# Start of DATA
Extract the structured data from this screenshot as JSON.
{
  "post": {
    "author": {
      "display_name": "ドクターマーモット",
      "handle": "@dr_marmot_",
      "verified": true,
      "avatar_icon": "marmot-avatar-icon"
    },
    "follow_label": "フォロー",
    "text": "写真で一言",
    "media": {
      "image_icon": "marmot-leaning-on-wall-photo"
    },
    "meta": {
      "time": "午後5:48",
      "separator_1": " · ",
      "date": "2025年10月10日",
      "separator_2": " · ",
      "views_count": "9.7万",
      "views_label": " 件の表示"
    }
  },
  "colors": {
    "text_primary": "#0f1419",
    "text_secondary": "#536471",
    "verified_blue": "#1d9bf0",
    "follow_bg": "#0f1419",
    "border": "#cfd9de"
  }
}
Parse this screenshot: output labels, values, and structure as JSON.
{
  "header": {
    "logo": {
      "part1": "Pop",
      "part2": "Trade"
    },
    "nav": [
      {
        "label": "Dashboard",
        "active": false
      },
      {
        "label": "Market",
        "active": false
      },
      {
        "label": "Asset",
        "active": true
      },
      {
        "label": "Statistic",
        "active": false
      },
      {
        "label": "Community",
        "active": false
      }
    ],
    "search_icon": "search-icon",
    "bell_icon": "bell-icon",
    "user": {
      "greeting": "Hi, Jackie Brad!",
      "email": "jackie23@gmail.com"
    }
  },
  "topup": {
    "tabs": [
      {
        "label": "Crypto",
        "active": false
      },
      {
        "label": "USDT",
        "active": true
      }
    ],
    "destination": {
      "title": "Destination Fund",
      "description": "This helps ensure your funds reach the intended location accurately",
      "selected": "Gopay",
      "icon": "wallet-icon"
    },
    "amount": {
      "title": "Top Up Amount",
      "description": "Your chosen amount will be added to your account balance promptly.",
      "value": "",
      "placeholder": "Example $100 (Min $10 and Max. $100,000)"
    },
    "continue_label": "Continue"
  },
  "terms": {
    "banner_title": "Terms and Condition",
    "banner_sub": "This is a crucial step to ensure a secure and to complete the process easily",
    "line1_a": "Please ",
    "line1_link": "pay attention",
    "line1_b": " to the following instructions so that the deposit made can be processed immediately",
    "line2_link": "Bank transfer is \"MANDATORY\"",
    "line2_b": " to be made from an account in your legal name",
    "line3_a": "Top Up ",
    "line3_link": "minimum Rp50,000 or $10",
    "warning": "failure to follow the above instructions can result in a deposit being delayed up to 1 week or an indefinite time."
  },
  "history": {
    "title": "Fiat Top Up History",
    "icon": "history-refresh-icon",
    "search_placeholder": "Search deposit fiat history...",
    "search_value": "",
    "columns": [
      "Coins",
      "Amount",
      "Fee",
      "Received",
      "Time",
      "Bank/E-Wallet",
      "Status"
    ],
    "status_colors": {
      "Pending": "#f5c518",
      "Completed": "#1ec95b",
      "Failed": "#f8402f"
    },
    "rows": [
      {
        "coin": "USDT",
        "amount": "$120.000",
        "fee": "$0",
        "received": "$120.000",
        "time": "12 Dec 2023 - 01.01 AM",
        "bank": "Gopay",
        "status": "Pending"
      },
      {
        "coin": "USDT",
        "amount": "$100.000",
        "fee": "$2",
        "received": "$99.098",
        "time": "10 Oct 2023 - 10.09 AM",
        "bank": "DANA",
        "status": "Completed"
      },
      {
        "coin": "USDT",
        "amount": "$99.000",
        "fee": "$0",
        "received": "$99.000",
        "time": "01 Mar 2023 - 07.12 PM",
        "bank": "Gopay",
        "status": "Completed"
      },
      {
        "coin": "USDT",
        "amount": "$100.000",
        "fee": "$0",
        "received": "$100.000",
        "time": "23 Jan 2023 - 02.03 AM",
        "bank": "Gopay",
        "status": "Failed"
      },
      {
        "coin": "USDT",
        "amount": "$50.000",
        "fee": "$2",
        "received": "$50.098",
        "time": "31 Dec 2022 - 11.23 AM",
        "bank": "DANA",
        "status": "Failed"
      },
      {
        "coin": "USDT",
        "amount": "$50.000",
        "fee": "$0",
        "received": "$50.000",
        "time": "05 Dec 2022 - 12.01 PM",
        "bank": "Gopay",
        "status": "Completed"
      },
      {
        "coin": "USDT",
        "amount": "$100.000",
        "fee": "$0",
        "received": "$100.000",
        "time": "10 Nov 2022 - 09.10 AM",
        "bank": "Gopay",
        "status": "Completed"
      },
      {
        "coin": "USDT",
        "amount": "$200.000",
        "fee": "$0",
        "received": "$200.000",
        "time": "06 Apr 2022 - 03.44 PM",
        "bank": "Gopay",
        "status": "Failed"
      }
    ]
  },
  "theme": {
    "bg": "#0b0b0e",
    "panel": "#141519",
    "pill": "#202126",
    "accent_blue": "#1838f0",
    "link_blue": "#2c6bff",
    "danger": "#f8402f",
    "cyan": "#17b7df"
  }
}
# End of DATA
# Start of DATA
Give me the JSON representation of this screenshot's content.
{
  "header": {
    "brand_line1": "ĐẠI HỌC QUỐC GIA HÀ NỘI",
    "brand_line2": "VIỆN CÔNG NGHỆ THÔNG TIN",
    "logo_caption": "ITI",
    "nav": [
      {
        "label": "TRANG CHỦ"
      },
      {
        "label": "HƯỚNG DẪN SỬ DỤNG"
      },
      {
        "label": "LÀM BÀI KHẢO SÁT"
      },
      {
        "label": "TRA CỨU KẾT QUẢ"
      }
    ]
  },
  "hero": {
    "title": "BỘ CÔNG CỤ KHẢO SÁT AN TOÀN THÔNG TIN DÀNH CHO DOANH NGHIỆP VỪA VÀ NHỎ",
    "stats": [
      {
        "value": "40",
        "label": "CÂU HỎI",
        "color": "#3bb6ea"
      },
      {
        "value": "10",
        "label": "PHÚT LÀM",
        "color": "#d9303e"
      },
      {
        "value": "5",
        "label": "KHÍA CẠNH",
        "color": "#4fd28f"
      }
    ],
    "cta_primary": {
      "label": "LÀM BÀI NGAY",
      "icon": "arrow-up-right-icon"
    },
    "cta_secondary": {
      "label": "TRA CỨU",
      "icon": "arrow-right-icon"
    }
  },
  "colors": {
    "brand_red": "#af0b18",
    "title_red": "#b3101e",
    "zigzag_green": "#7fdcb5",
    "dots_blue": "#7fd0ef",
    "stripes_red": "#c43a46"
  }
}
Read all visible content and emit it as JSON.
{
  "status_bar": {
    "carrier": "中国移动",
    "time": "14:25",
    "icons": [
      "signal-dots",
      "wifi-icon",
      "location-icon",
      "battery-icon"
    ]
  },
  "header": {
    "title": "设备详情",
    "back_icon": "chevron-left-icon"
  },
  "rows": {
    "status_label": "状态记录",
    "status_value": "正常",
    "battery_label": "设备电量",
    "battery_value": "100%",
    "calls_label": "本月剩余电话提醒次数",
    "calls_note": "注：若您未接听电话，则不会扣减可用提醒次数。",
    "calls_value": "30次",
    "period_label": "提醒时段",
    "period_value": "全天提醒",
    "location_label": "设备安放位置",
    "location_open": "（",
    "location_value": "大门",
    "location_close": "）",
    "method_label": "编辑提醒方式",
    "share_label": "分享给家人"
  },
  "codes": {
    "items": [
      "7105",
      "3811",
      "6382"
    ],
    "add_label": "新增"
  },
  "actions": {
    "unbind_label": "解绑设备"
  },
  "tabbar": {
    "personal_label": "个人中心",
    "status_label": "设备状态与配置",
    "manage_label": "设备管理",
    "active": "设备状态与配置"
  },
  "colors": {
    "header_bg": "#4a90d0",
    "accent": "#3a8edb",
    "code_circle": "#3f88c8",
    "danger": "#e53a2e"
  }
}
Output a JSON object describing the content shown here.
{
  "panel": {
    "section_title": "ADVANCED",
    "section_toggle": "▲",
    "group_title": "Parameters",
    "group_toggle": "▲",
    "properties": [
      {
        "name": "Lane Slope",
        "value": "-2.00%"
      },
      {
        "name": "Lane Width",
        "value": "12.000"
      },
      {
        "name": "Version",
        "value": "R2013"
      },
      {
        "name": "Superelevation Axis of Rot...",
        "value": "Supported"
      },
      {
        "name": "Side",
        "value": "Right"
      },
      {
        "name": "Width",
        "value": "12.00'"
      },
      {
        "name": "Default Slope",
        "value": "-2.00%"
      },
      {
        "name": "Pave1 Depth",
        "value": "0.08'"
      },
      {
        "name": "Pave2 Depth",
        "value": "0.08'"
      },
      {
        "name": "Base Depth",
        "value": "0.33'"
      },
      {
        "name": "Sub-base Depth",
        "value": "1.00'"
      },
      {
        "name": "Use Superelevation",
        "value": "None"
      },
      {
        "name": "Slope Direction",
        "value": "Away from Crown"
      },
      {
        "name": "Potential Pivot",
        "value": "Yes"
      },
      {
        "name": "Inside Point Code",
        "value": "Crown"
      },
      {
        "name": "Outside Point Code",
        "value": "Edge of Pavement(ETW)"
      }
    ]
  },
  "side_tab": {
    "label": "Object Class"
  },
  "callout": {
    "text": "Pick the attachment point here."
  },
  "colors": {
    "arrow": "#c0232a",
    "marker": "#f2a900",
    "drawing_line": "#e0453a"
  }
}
# End of DATA
• [INSTRUCTIONS FOR THE TASK]
List all lines from the entries that include the word "KHẢO".

• [TASK OUTPUT]
        "label": "LÀM BÀI KHẢO SÁT"
    "title": "BỘ CÔNG CỤ KHẢO SÁT AN TOÀN THÔNG TIN DÀNH CHO DOANH NGHIỆP VỪA VÀ NHỎ",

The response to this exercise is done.